[SOURCE DOCUMENT — start]

If you haven’t yet read the recent reports from Stanford’s Digital Civil Society Lab, do it. Now. Then come back and read this–or don’t. This post is way less important than those reports.
They came out of the research done by Lucy Bernholz and Rob Reich through their #ReCodeGood series, which explored the ramifications of the “open data” movement on nonprofits and civil society. Their new Digital Civil Society Lab continues the research on how to use innovative technology to improve transparency and effectiveness in the nonprofit/social sector. (Examples of activity in this burgeoning field, include: Markets for Good, which explores how data can contribute to a more connected social sector; a recent partnership between GuideStar and the Foundation Center to improve nonprofit data collection; and an open online course on better philanthropic practices.)

[SOURCE DOCUMENT — finish]
[GIVEN DATA — start]

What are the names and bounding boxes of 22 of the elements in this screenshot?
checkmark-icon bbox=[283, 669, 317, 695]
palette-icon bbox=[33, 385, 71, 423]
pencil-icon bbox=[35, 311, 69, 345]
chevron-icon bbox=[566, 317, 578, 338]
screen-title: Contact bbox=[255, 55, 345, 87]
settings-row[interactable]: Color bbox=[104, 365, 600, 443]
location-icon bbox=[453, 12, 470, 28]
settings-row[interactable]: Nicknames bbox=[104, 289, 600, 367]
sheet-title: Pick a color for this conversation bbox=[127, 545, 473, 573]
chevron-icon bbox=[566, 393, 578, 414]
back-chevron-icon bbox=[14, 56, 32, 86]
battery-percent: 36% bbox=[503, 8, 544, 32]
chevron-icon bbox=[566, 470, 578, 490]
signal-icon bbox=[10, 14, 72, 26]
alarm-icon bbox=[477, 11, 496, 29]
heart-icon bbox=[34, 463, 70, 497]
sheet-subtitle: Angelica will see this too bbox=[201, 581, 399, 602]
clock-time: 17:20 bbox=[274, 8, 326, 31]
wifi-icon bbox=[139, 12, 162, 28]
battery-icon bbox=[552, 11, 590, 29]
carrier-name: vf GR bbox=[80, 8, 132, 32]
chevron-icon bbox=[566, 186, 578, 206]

[GIVEN DATA — finish]

--- TASKS TO CARRY OUT ---
1. For each statement, say yes or no as to whether it agrees with the post on Stanford's Digital Civil Society Lab, and quote the words from the post that decide it. (a) Lucy Bernholz and Rob Reich carried out research through the #ReCodeGood series. (b) The post describes itself as more important than the reports. (c) GuideStar and the Foundation Center partnered to improve nonprofit data collection.
2. Resume the post on Stanford's Digital Civil Society Lab after its last sentence and write the next few sentences.
The entries have no connection to the post on Stanford's Digital Civil Society Lab.

--- ANSWERS GIVEN ---
1.
(a) Yes: "They came out of the research done by Lucy Bernholz and Rob Reich through their #ReCodeGood series"
(b) No: "This post is way less important than those reports."
(c) Yes: "a recent partnership between GuideStar and the Foundation Center to improve nonprofit data collection"

2.
The Digital Civil Society Lab reports cover topics on policy, the social economy, and the blurring of sectors between nonprofits and for-profits. In their report on the changing nonprofit policy landscape, they conclude by stating:
The framework for nonprofit institutions that emerged and thrived in twentieth century America focused on the resources of that age—money and time. The global digital infrastructure of the twenty-first century has brought forward digital data as a new type of resource. The economics of this resource—how it is used, shared, stored, and kept secure—are different in fundamental ways than its analog predecessors
This sums up the challenge for the social sector of our time: How do we better use the new resources presented to us?
However–this conclusion relies on one fundamental assumption: That our digital activity is a resource, similar to money or time. I do not disagree with this assumption–the rise of Facebook and Google as business giants clearly show digital interaction can be capitalized–but there is another way to look at our digital lives: As a process, not a resource.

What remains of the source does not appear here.